Aim:
Present every line in which the string "recrutement" appears.

Collected data:
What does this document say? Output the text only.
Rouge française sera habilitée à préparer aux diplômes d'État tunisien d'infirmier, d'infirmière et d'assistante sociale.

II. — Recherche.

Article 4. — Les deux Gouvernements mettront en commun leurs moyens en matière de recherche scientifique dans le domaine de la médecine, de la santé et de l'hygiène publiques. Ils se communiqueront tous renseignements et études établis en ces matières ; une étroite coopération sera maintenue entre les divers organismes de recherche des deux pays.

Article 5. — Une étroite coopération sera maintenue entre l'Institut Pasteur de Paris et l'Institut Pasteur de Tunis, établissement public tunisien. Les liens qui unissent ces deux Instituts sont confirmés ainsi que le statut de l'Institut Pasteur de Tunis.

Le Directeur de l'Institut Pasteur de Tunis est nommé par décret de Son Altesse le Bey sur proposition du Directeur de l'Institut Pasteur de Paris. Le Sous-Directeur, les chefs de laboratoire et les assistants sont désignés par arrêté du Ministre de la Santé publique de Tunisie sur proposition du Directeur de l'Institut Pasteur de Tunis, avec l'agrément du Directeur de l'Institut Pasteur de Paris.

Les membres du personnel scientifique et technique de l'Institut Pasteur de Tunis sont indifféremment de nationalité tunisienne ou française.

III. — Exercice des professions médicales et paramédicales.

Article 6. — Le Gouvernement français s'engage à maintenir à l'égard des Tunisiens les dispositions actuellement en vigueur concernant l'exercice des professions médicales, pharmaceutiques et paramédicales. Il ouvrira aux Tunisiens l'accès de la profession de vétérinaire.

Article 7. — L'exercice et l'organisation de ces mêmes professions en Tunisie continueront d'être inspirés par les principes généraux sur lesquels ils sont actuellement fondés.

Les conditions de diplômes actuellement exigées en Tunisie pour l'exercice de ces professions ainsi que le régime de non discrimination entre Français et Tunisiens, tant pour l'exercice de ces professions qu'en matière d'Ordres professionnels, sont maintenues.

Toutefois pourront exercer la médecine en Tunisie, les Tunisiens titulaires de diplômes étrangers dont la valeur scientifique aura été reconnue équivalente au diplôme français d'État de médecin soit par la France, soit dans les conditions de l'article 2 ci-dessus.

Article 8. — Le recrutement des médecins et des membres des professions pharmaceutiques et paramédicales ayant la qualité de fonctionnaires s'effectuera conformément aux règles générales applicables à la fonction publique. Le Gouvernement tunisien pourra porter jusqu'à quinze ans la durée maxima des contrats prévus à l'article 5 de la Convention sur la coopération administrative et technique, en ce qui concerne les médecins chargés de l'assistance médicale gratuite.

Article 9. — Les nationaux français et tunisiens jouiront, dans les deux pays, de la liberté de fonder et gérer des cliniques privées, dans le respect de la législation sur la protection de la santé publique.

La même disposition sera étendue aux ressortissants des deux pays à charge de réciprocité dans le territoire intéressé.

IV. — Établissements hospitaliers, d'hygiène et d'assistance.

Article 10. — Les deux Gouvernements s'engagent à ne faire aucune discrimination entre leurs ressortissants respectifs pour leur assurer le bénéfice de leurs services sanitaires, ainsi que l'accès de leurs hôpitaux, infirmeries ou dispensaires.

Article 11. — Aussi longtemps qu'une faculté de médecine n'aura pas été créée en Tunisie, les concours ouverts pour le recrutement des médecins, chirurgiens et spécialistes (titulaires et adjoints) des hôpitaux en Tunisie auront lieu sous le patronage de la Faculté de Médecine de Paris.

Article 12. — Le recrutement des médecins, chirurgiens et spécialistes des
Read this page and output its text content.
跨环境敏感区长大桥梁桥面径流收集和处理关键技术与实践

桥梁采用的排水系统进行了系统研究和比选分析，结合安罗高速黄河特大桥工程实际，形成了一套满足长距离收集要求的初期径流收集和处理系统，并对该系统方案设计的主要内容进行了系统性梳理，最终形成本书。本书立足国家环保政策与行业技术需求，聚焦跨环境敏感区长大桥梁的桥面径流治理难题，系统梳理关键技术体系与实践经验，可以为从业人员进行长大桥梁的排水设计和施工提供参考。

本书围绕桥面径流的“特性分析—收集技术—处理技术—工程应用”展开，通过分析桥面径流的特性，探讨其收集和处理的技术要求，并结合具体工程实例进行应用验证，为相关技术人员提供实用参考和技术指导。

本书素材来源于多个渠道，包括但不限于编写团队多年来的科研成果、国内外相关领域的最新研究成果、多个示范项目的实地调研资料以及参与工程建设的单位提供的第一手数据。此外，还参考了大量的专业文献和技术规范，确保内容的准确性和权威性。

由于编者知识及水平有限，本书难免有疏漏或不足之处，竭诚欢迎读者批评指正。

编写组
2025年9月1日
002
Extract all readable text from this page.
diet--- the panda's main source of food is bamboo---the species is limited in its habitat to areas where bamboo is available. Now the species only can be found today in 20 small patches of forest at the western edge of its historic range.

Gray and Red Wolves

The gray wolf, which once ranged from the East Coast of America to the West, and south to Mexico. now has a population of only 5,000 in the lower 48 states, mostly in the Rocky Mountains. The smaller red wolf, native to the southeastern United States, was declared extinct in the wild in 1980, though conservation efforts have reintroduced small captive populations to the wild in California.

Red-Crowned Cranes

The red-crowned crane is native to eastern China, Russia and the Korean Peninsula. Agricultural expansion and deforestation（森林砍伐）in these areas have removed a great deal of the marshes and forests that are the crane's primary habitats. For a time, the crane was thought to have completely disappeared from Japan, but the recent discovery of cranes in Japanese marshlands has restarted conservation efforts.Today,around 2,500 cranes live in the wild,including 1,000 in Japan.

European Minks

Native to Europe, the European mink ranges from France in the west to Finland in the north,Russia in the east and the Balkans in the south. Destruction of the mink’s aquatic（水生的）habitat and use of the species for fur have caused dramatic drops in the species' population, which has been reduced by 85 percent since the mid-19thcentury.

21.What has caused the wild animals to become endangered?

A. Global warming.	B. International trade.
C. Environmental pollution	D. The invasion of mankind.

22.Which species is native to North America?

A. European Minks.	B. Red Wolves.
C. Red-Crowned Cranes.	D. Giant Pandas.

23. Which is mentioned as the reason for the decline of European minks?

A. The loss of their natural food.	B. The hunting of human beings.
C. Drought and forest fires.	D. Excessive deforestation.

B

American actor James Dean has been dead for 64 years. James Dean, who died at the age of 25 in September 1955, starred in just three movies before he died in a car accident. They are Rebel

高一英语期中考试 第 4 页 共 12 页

Task answer:
Article 8. — Le recrutement des médecins et des membres des professions pharmaceutiques et paramédicales ayant la qualité de fonctionnaires s'effectuera conformément aux règles générales applicables à la fonction publique. Le Gouvernement tunisien pourra porter jusqu'à quinze ans la durée maxima des contrats prévus à l'article 5 de la Convention sur la coopération administrative et technique, en ce qui concerne les médecins chargés de l'assistance médicale gratuite.
Article 11. — Aussi longtemps qu'une faculté de médecine n'aura pas été créée en Tunisie, les concours ouverts pour le recrutement des médecins, chirurgiens et spécialistes (titulaires et adjoints) des hôpitaux en Tunisie auront lieu sous le patronage de la Faculté de Médecine de Paris.
Article 12. — Le recrutement des médecins, chirurgiens et spécialistes des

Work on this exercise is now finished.